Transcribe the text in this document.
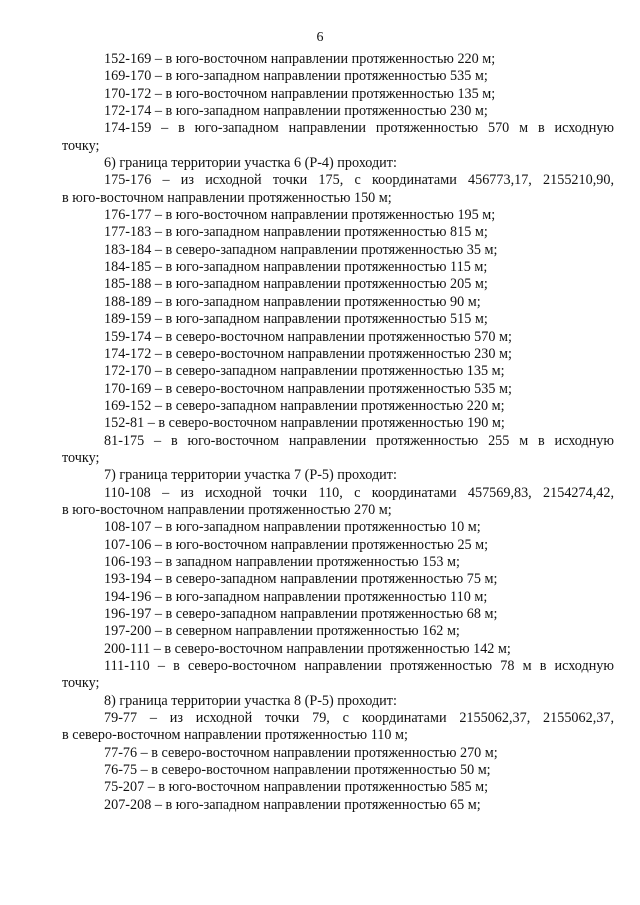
6
152-169 – в юго-восточном направлении протяженностью 220 м;
169-170 – в юго-западном направлении протяженностью 535 м;
170-172 – в юго-восточном направлении протяженностью 135 м;
172-174 – в юго-западном направлении протяженностью 230 м;
174-159 – в юго-западном направлении протяженностью 570 м в исходную
точку;
6) граница территории участка 6 (Р-4) проходит:
175-176 – из исходной точки 175, с координатами 456773,17, 2155210,90,
в юго-восточном направлении протяженностью 150 м;
176-177 – в юго-восточном направлении протяженностью 195 м;
177-183 – в юго-западном направлении протяженностью 815 м;
183-184 – в северо-западном направлении протяженностью 35 м;
184-185 – в юго-западном направлении протяженностью 115 м;
185-188 – в юго-западном направлении протяженностью 205 м;
188-189 – в юго-западном направлении протяженностью 90 м;
189-159 – в юго-западном направлении протяженностью 515 м;
159-174 – в северо-восточном направлении протяженностью 570 м;
174-172 – в северо-восточном направлении протяженностью 230 м;
172-170 – в северо-западном направлении протяженностью 135 м;
170-169 – в северо-восточном направлении протяженностью 535 м;
169-152 – в северо-западном направлении протяженностью 220 м;
152-81 – в северо-восточном направлении протяженностью 190 м;
81-175 – в юго-восточном направлении протяженностью 255 м в исходную
точку;
7) граница территории участка 7 (Р-5) проходит:
110-108 – из исходной точки 110, с координатами 457569,83, 2154274,42,
в юго-восточном направлении протяженностью 270 м;
108-107 – в юго-западном направлении протяженностью 10 м;
107-106 – в юго-восточном направлении протяженностью 25 м;
106-193 – в западном направлении протяженностью 153 м;
193-194 – в северо-западном направлении протяженностью 75 м;
194-196 – в юго-западном направлении протяженностью 110 м;
196-197 – в северо-западном направлении протяженностью 68 м;
197-200 – в северном направлении протяженностью 162 м;
200-111 – в северо-восточном направлении протяженностью 142 м;
111-110 – в северо-восточном направлении протяженностью 78 м в исходную
точку;
8) граница территории участка 8 (Р-5) проходит:
79-77 – из исходной точки 79, с координатами 2155062,37, 2155062,37,
в северо-восточном направлении протяженностью 110 м;
77-76 – в северо-восточном направлении протяженностью 270 м;
76-75 – в северо-восточном направлении протяженностью 50 м;
75-207 – в юго-восточном направлении протяженностью 585 м;
207-208 – в юго-западном направлении протяженностью 65 м;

——

» Work instructions:
Look through the records and gather each line with the word "участка".

» Answer:
6) граница территории участка 6 (Р-4) проходит:
7) граница территории участка 7 (Р-5) проходит:
8) граница территории участка 8 (Р-5) проходит:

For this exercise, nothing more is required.